◆ Problem statement:
Your task is to copy the listing exactly. Drop any pictures from the copy.

◆ Records to process:
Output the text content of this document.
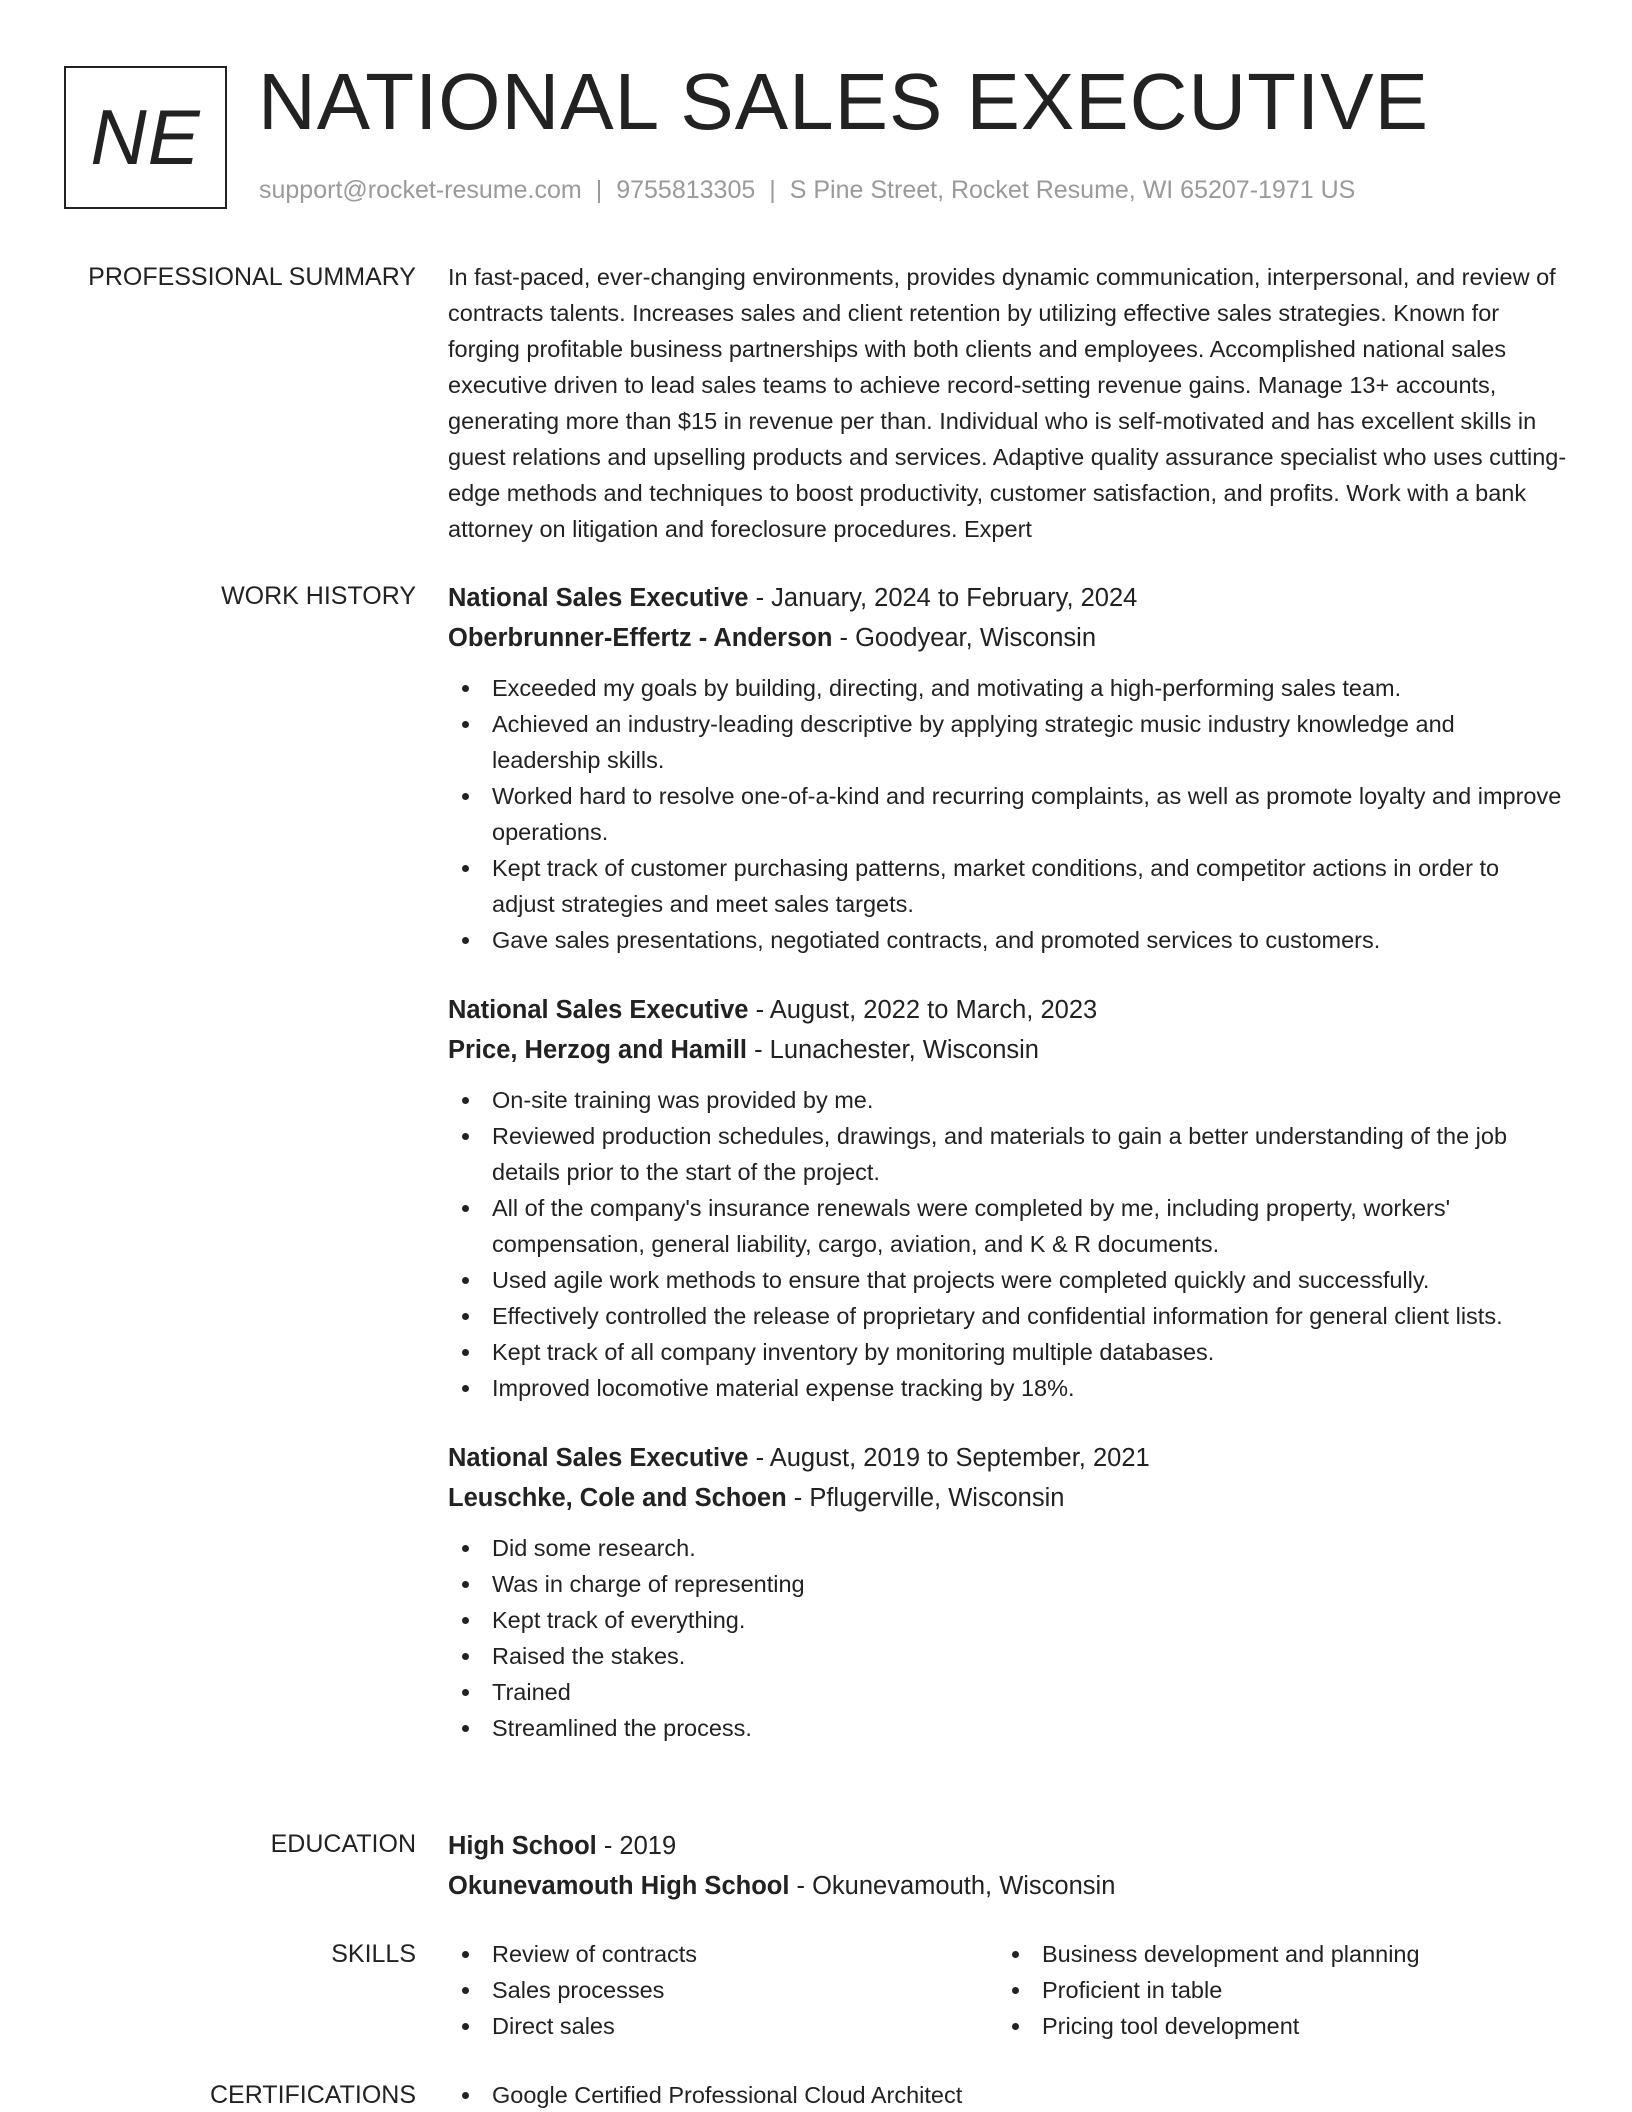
NE NATIONAL SALES EXECUTIVE
support@rocket-resume.com | 9755813305 | S Pine Street, Rocket Resume, WI 65207-1971 US
PROFESSIONAL SUMMARY In fast-paced, ever-changing environments, provides dynamic communication, interpersonal, and review of contracts talents. Increases sales and client retention by utilizing effective sales strategies. Known for forging profitable business partnerships with both clients and employees. Accomplished national sales executive driven to lead sales teams to achieve record-setting revenue gains. Manage 13+ accounts, generating more than $15 in revenue per than. Individual who is self-motivated and has excellent skills in guest relations and upselling products and services. Adaptive quality assurance specialist who uses cutting-edge methods and techniques to boost productivity, customer satisfaction, and profits. Work with a bank attorney on litigation and foreclosure procedures. Expert
WORK HISTORY National Sales Executive - January, 2024 to February, 2024
Oberbrunner-Effertz - Anderson - Goodyear, Wisconsin
Exceeded my goals by building, directing, and motivating a high-performing sales team.
Achieved an industry-leading descriptive by applying strategic music industry knowledge and leadership skills.
Worked hard to resolve one-of-a-kind and recurring complaints, as well as promote loyalty and improve operations.
Kept track of customer purchasing patterns, market conditions, and competitor actions in order to adjust strategies and meet sales targets.
Gave sales presentations, negotiated contracts, and promoted services to customers.
National Sales Executive - August, 2022 to March, 2023
Price, Herzog and Hamill - Lunachester, Wisconsin
On-site training was provided by me.
Reviewed production schedules, drawings, and materials to gain a better understanding of the job details prior to the start of the project.
All of the company's insurance renewals were completed by me, including property, workers' compensation, general liability, cargo, aviation, and K & R documents.
Used agile work methods to ensure that projects were completed quickly and successfully.
Effectively controlled the release of proprietary and confidential information for general client lists.
Kept track of all company inventory by monitoring multiple databases.
Improved locomotive material expense tracking by 18%.
National Sales Executive - August, 2019 to September, 2021
Leuschke, Cole and Schoen - Pflugerville, Wisconsin
Did some research.
Was in charge of representing
Kept track of everything.
Raised the stakes.
Trained
Streamlined the process.
EDUCATION High School - 2019
Okunevamouth High School - Okunevamouth, Wisconsin
SKILLS	Review of contracts
Sales processes
Direct sales
Business development and planning
Proficient in table
Pricing tool development
CERTIFICATIONS	Google Certified Professional Cloud Architect
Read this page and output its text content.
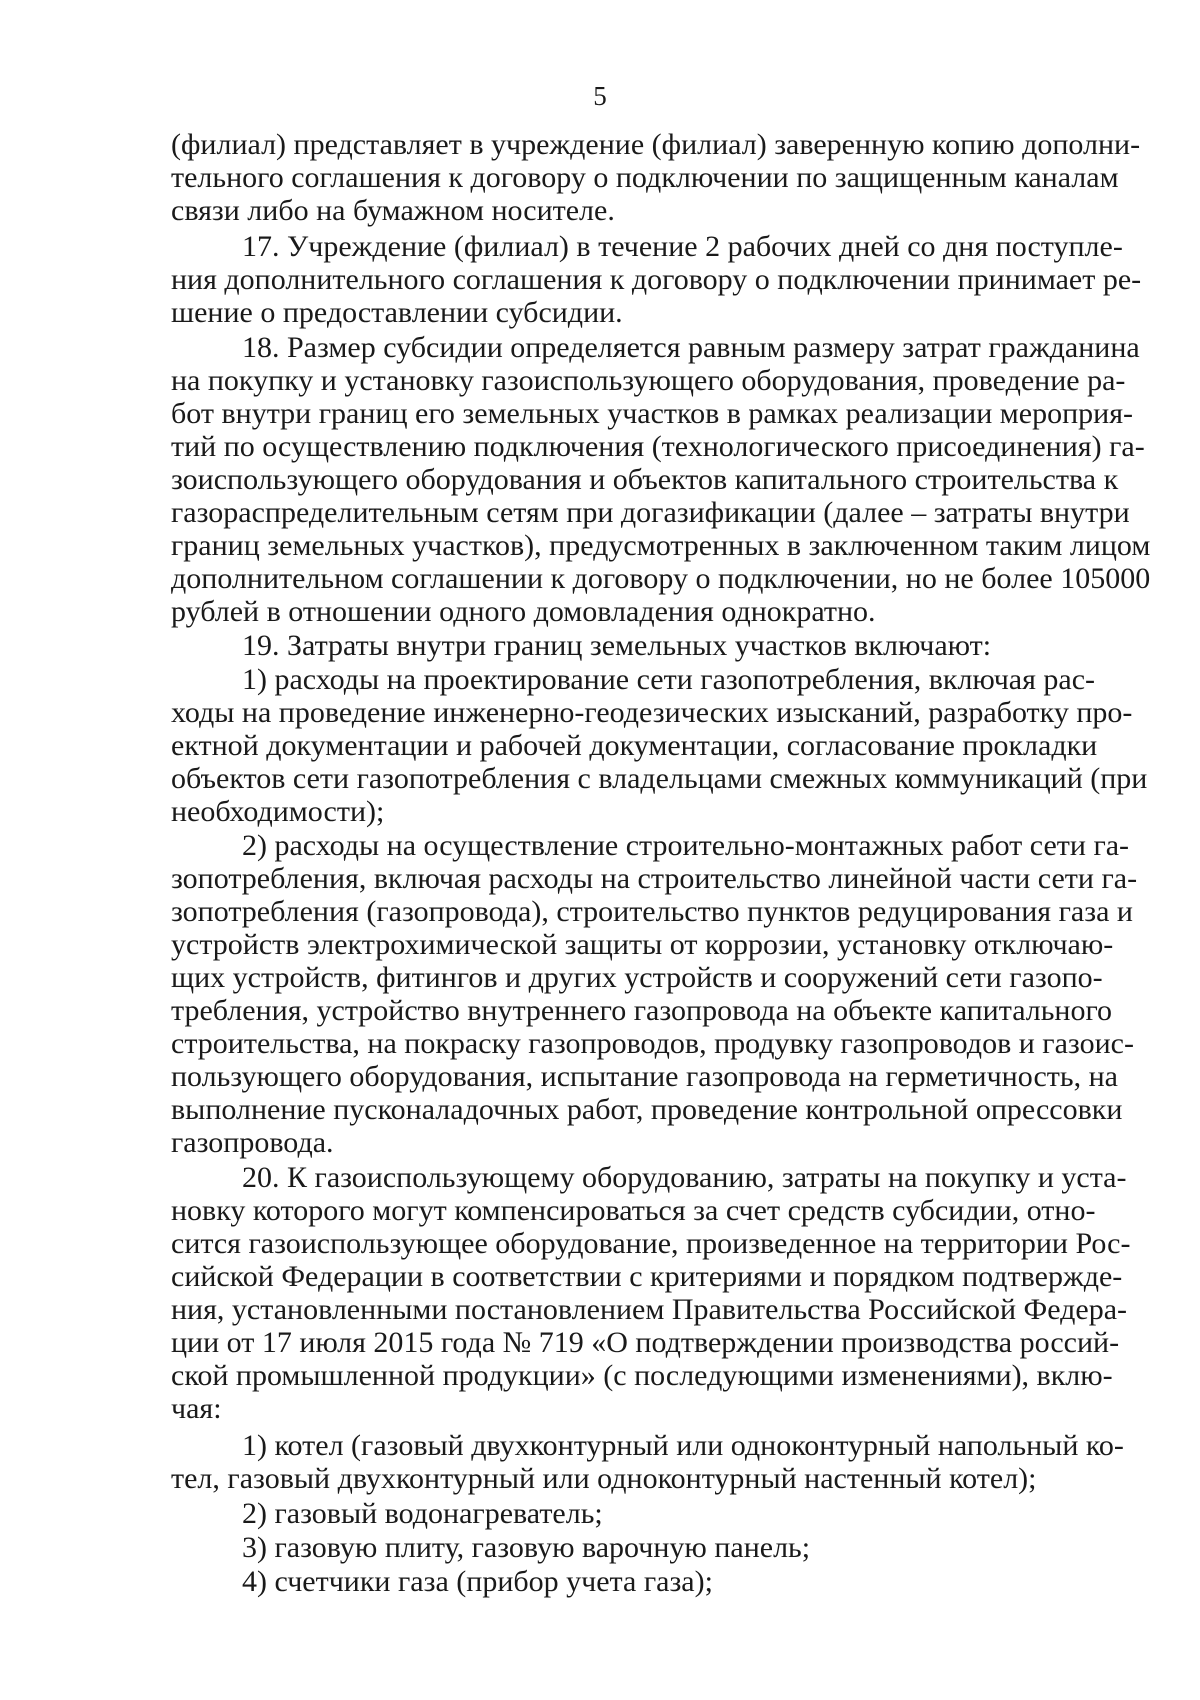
5
(филиал) представляет в учреждение (филиал) заверенную копию дополни-
тельного соглашения к договору о подключении по защищенным каналам
связи либо на бумажном носителе.
17. Учреждение (филиал) в течение 2 рабочих дней со дня поступле-
ния дополнительного соглашения к договору о подключении принимает ре-
шение о предоставлении субсидии.
18. Размер субсидии определяется равным размеру затрат гражданина
на покупку и установку газоиспользующего оборудования, проведение ра-
бот внутри границ его земельных участков в рамках реализации мероприя-
тий по осуществлению подключения (технологического присоединения) га-
зоиспользующего оборудования и объектов капитального строительства к
газораспределительным сетям при догазификации (далее – затраты внутри
границ земельных участков), предусмотренных в заключенном таким лицом
дополнительном соглашении к договору о подключении, но не более 105000
рублей в отношении одного домовладения однократно.
19. Затраты внутри границ земельных участков включают:
1) расходы на проектирование сети газопотребления, включая рас-
ходы на проведение инженерно-геодезических изысканий, разработку про-
ектной документации и рабочей документации, согласование прокладки
объектов сети газопотребления с владельцами смежных коммуникаций (при
необходимости);
2) расходы на осуществление строительно-монтажных работ сети га-
зопотребления, включая расходы на строительство линейной части сети га-
зопотребления (газопровода), строительство пунктов редуцирования газа и
устройств электрохимической защиты от коррозии, установку отключаю-
щих устройств, фитингов и других устройств и сооружений сети газопо-
требления, устройство внутреннего газопровода на объекте капитального
строительства, на покраску газопроводов, продувку газопроводов и газоис-
пользующего оборудования, испытание газопровода на герметичность, на
выполнение пусконаладочных работ, проведение контрольной опрессовки
газопровода.
20. К газоиспользующему оборудованию, затраты на покупку и уста-
новку которого могут компенсироваться за счет средств субсидии, отно-
сится газоиспользующее оборудование, произведенное на территории Рос-
сийской Федерации в соответствии с критериями и порядком подтвержде-
ния, установленными постановлением Правительства Российской Федера-
ции от 17 июля 2015 года № 719 «О подтверждении производства россий-
ской промышленной продукции» (с последующими изменениями), вклю-
чая:
1) котел (газовый двухконтурный или одноконтурный напольный ко-
тел, газовый двухконтурный или одноконтурный настенный котел);
2) газовый водонагреватель;
3) газовую плиту, газовую варочную панель;
4) счетчики газа (прибор учета газа);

◆ Problem solution:
Output the text content of this document.
NE NATIONAL SALES EXECUTIVE
support@rocket-resume.com | 9755813305 | S Pine Street, Rocket Resume, WI 65207-1971 US
PROFESSIONAL SUMMARY In fast-paced, ever-changing environments, provides dynamic communication, interpersonal, and review of contracts talents. Increases sales and client retention by utilizing effective sales strategies. Known for forging profitable business partnerships with both clients and employees. Accomplished national sales executive driven to lead sales teams to achieve record-setting revenue gains. Manage 13+ accounts, generating more than $15 in revenue per than. Individual who is self-motivated and has excellent skills in guest relations and upselling products and services. Adaptive quality assurance specialist who uses cutting-edge methods and techniques to boost productivity, customer satisfaction, and profits. Work with a bank attorney on litigation and foreclosure procedures. Expert
WORK HISTORY National Sales Executive - January, 2024 to February, 2024
Oberbrunner-Effertz - Anderson - Goodyear, Wisconsin
Exceeded my goals by building, directing, and motivating a high-performing sales team.
Achieved an industry-leading descriptive by applying strategic music industry knowledge and leadership skills.
Worked hard to resolve one-of-a-kind and recurring complaints, as well as promote loyalty and improve operations.
Kept track of customer purchasing patterns, market conditions, and competitor actions in order to adjust strategies and meet sales targets.
Gave sales presentations, negotiated contracts, and promoted services to customers.
National Sales Executive - August, 2022 to March, 2023
Price, Herzog and Hamill - Lunachester, Wisconsin
On-site training was provided by me.
Reviewed production schedules, drawings, and materials to gain a better understanding of the job details prior to the start of the project.
All of the company's insurance renewals were completed by me, including property, workers' compensation, general liability, cargo, aviation, and K & R documents.
Used agile work methods to ensure that projects were completed quickly and successfully.
Effectively controlled the release of proprietary and confidential information for general client lists.
Kept track of all company inventory by monitoring multiple databases.
Improved locomotive material expense tracking by 18%.
National Sales Executive - August, 2019 to September, 2021
Leuschke, Cole and Schoen - Pflugerville, Wisconsin
Did some research.
Was in charge of representing
Kept track of everything.
Raised the stakes.
Trained
Streamlined the process.
EDUCATION High School - 2019
Okunevamouth High School - Okunevamouth, Wisconsin
SKILLS	Review of contracts
Sales processes
Direct sales
Business development and planning
Proficient in table
Pricing tool development
CERTIFICATIONS	Google Certified Professional Cloud Architect
Read this page and output its text content.
5
(филиал) представляет в учреждение (филиал) заверенную копию дополни-
тельного соглашения к договору о подключении по защищенным каналам
связи либо на бумажном носителе.
17. Учреждение (филиал) в течение 2 рабочих дней со дня поступле-
ния дополнительного соглашения к договору о подключении принимает ре-
шение о предоставлении субсидии.
18. Размер субсидии определяется равным размеру затрат гражданина
на покупку и установку газоиспользующего оборудования, проведение ра-
бот внутри границ его земельных участков в рамках реализации мероприя-
тий по осуществлению подключения (технологического присоединения) га-
зоиспользующего оборудования и объектов капитального строительства к
газораспределительным сетям при догазификации (далее – затраты внутри
границ земельных участков), предусмотренных в заключенном таким лицом
дополнительном соглашении к договору о подключении, но не более 105000
рублей в отношении одного домовладения однократно.
19. Затраты внутри границ земельных участков включают:
1) расходы на проектирование сети газопотребления, включая рас-
ходы на проведение инженерно-геодезических изысканий, разработку про-
ектной документации и рабочей документации, согласование прокладки
объектов сети газопотребления с владельцами смежных коммуникаций (при
необходимости);
2) расходы на осуществление строительно-монтажных работ сети га-
зопотребления, включая расходы на строительство линейной части сети га-
зопотребления (газопровода), строительство пунктов редуцирования газа и
устройств электрохимической защиты от коррозии, установку отключаю-
щих устройств, фитингов и других устройств и сооружений сети газопо-
требления, устройство внутреннего газопровода на объекте капитального
строительства, на покраску газопроводов, продувку газопроводов и газоис-
пользующего оборудования, испытание газопровода на герметичность, на
выполнение пусконаладочных работ, проведение контрольной опрессовки
газопровода.
20. К газоиспользующему оборудованию, затраты на покупку и уста-
новку которого могут компенсироваться за счет средств субсидии, отно-
сится газоиспользующее оборудование, произведенное на территории Рос-
сийской Федерации в соответствии с критериями и порядком подтвержде-
ния, установленными постановлением Правительства Российской Федера-
ции от 17 июля 2015 года № 719 «О подтверждении производства россий-
ской промышленной продукции» (с последующими изменениями), вклю-
чая:
1) котел (газовый двухконтурный или одноконтурный напольный ко-
тел, газовый двухконтурный или одноконтурный настенный котел);
2) газовый водонагреватель;
3) газовую плиту, газовую варочную панель;
4) счетчики газа (прибор учета газа);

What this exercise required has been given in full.